## Start LISTING

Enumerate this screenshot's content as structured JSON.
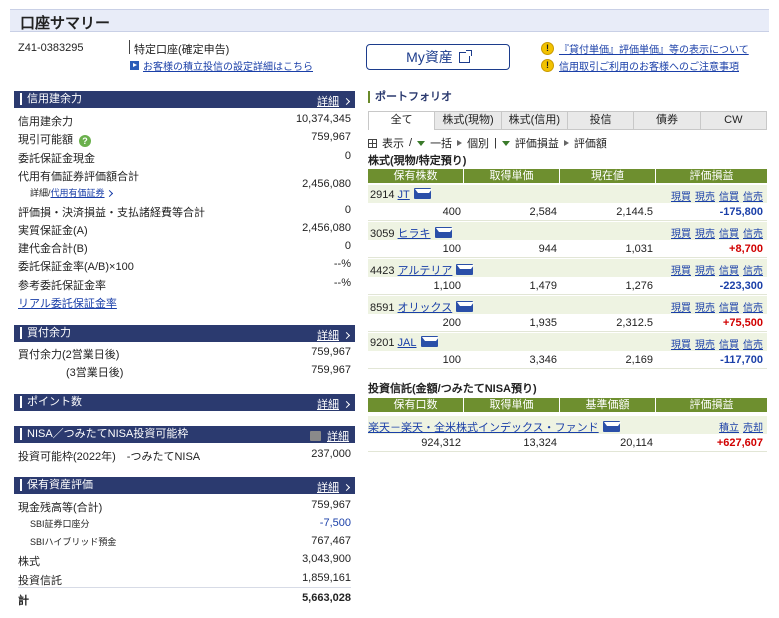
{
  "page_title": "口座サマリー",
  "account": {
    "number": "Z41-0383295",
    "type": "特定口座(確定申告)",
    "settings_link": "お客様の積立投信の設定詳細はこちら"
  },
  "my_asset_button": "My資産",
  "notices": [
    "『貸付単価』評価単価』等の表示について",
    "信用取引ご利用のお客様へのご注意事項"
  ],
  "detail_label": "詳細",
  "margin": {
    "header": "信用建余力",
    "rows": [
      {
        "label": "信用建余力",
        "value": "10,374,345"
      },
      {
        "label": "現引可能額",
        "value": "759,967"
      },
      {
        "label": "委託保証金現金",
        "value": "0"
      },
      {
        "label": "代用有価証券評価額合計",
        "value": "2,456,080"
      },
      {
        "label": "評価損・決済損益・支払諸経費等合計",
        "value": "0"
      },
      {
        "label": "実質保証金(A)",
        "value": "2,456,080"
      },
      {
        "label": "建代金合計(B)",
        "value": "0"
      },
      {
        "label": "委託保証金率(A/B)×100",
        "value": "--%"
      },
      {
        "label": "参考委託保証金率",
        "value": "--%"
      }
    ],
    "sub_detail_prefix": "詳細/",
    "sub_detail_link": "代用有価証券",
    "realtime_link": "リアル委託保証金率"
  },
  "buying": {
    "header": "買付余力",
    "rows": [
      {
        "label": "買付余力(2営業日後)",
        "value": "759,967"
      },
      {
        "label": "(3営業日後)",
        "value": "759,967"
      }
    ]
  },
  "points": {
    "header": "ポイント数"
  },
  "nisa": {
    "header": "NISA／つみたてNISA投資可能枠",
    "row_label": "投資可能枠(2022年)　-つみたてNISA",
    "row_value": "237,000"
  },
  "holdings": {
    "header": "保有資産評価",
    "rows": [
      {
        "label": "現金残高等(合計)",
        "value": "759,967"
      },
      {
        "label": "SBI証券口座分",
        "value": "-7,500"
      },
      {
        "label": "SBIハイブリッド預金",
        "value": "767,467"
      },
      {
        "label": "株式",
        "value": "3,043,900"
      },
      {
        "label": "投資信託",
        "value": "1,859,161"
      },
      {
        "label": "計",
        "value": "5,663,028"
      }
    ]
  },
  "portfolio": {
    "header": "ポートフォリオ",
    "tabs": [
      "全て",
      "株式(現物)",
      "株式(信用)",
      "投信",
      "債券",
      "CW"
    ],
    "toolbar": {
      "display": "表示",
      "all_at_once": "一括",
      "individual": "個別",
      "eval_pl": "評価損益",
      "eval_amount": "評価額"
    },
    "stocks_title": "株式(現物/特定預り)",
    "stock_columns": [
      "保有株数",
      "取得単価",
      "現在値",
      "評価損益"
    ],
    "actions": [
      "現買",
      "現売",
      "信買",
      "信売"
    ],
    "stocks": [
      {
        "code": "2914",
        "name": "JT",
        "qty": "400",
        "cost": "2,584",
        "price": "2,144.5",
        "pl": "-175,800",
        "sign": "neg"
      },
      {
        "code": "3059",
        "name": "ヒラキ",
        "qty": "100",
        "cost": "944",
        "price": "1,031",
        "pl": "+8,700",
        "sign": "pos"
      },
      {
        "code": "4423",
        "name": "アルテリア",
        "qty": "1,100",
        "cost": "1,479",
        "price": "1,276",
        "pl": "-223,300",
        "sign": "neg"
      },
      {
        "code": "8591",
        "name": "オリックス",
        "qty": "200",
        "cost": "1,935",
        "price": "2,312.5",
        "pl": "+75,500",
        "sign": "pos"
      },
      {
        "code": "9201",
        "name": "JAL",
        "qty": "100",
        "cost": "3,346",
        "price": "2,169",
        "pl": "-117,700",
        "sign": "neg"
      }
    ],
    "funds_title": "投資信託(金額/つみたてNISA預り)",
    "fund_columns": [
      "保有口数",
      "取得単価",
      "基準価額",
      "評価損益"
    ],
    "fund_actions": [
      "積立",
      "売却"
    ],
    "funds": [
      {
        "name": "楽天－楽天・全米株式インデックス・ファンド",
        "qty": "924,312",
        "cost": "13,324",
        "price": "20,114",
        "pl": "+627,607"
      }
    ]
  }
}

## End LISTING

WHAT YOU HAVE TO DO
Pictures in the records should not appear in your copy, but everything else must be transcribed exactly.

ANSWER TO THE PROBLEM
Enumerate this screenshot's content as structured JSON.
{
  "page_title": "口座サマリー",
  "account": {
    "number": "Z41-0383295",
    "type": "特定口座(確定申告)",
    "settings_link": "お客様の積立投信の設定詳細はこちら"
  },
  "my_asset_button": "My資産",
  "notices": [
    "『貸付単価』評価単価』等の表示について",
    "信用取引ご利用のお客様へのご注意事項"
  ],
  "detail_label": "詳細",
  "margin": {
    "header": "信用建余力",
    "rows": [
      {
        "label": "信用建余力",
        "value": "10,374,345"
      },
      {
        "label": "現引可能額",
        "value": "759,967"
      },
      {
        "label": "委託保証金現金",
        "value": "0"
      },
      {
        "label": "代用有価証券評価額合計",
        "value": "2,456,080"
      },
      {
        "label": "評価損・決済損益・支払諸経費等合計",
        "value": "0"
      },
      {
        "label": "実質保証金(A)",
        "value": "2,456,080"
      },
      {
        "label": "建代金合計(B)",
        "value": "0"
      },
      {
        "label": "委託保証金率(A/B)×100",
        "value": "--%"
      },
      {
        "label": "参考委託保証金率",
        "value": "--%"
      }
    ],
    "sub_detail_prefix": "詳細/",
    "sub_detail_link": "代用有価証券",
    "realtime_link": "リアル委託保証金率"
  },
  "buying": {
    "header": "買付余力",
    "rows": [
      {
        "label": "買付余力(2営業日後)",
        "value": "759,967"
      },
      {
        "label": "(3営業日後)",
        "value": "759,967"
      }
    ]
  },
  "points": {
    "header": "ポイント数"
  },
  "nisa": {
    "header": "NISA／つみたてNISA投資可能枠",
    "row_label": "投資可能枠(2022年)　-つみたてNISA",
    "row_value": "237,000"
  },
  "holdings": {
    "header": "保有資産評価",
    "rows": [
      {
        "label": "現金残高等(合計)",
        "value": "759,967"
      },
      {
        "label": "SBI証券口座分",
        "value": "-7,500"
      },
      {
        "label": "SBIハイブリッド預金",
        "value": "767,467"
      },
      {
        "label": "株式",
        "value": "3,043,900"
      },
      {
        "label": "投資信託",
        "value": "1,859,161"
      },
      {
        "label": "計",
        "value": "5,663,028"
      }
    ]
  },
  "portfolio": {
    "header": "ポートフォリオ",
    "tabs": [
      "全て",
      "株式(現物)",
      "株式(信用)",
      "投信",
      "債券",
      "CW"
    ],
    "toolbar": {
      "display": "表示",
      "all_at_once": "一括",
      "individual": "個別",
      "eval_pl": "評価損益",
      "eval_amount": "評価額"
    },
    "stocks_title": "株式(現物/特定預り)",
    "stock_columns": [
      "保有株数",
      "取得単価",
      "現在値",
      "評価損益"
    ],
    "actions": [
      "現買",
      "現売",
      "信買",
      "信売"
    ],
    "stocks": [
      {
        "code": "2914",
        "name": "JT",
        "qty": "400",
        "cost": "2,584",
        "price": "2,144.5",
        "pl": "-175,800",
        "sign": "neg"
      },
      {
        "code": "3059",
        "name": "ヒラキ",
        "qty": "100",
        "cost": "944",
        "price": "1,031",
        "pl": "+8,700",
        "sign": "pos"
      },
      {
        "code": "4423",
        "name": "アルテリア",
        "qty": "1,100",
        "cost": "1,479",
        "price": "1,276",
        "pl": "-223,300",
        "sign": "neg"
      },
      {
        "code": "8591",
        "name": "オリックス",
        "qty": "200",
        "cost": "1,935",
        "price": "2,312.5",
        "pl": "+75,500",
        "sign": "pos"
      },
      {
        "code": "9201",
        "name": "JAL",
        "qty": "100",
        "cost": "3,346",
        "price": "2,169",
        "pl": "-117,700",
        "sign": "neg"
      }
    ],
    "funds_title": "投資信託(金額/つみたてNISA預り)",
    "fund_columns": [
      "保有口数",
      "取得単価",
      "基準価額",
      "評価損益"
    ],
    "fund_actions": [
      "積立",
      "売却"
    ],
    "funds": [
      {
        "name": "楽天－楽天・全米株式インデックス・ファンド",
        "qty": "924,312",
        "cost": "13,324",
        "price": "20,114",
        "pl": "+627,607"
      }
    ]
  }
}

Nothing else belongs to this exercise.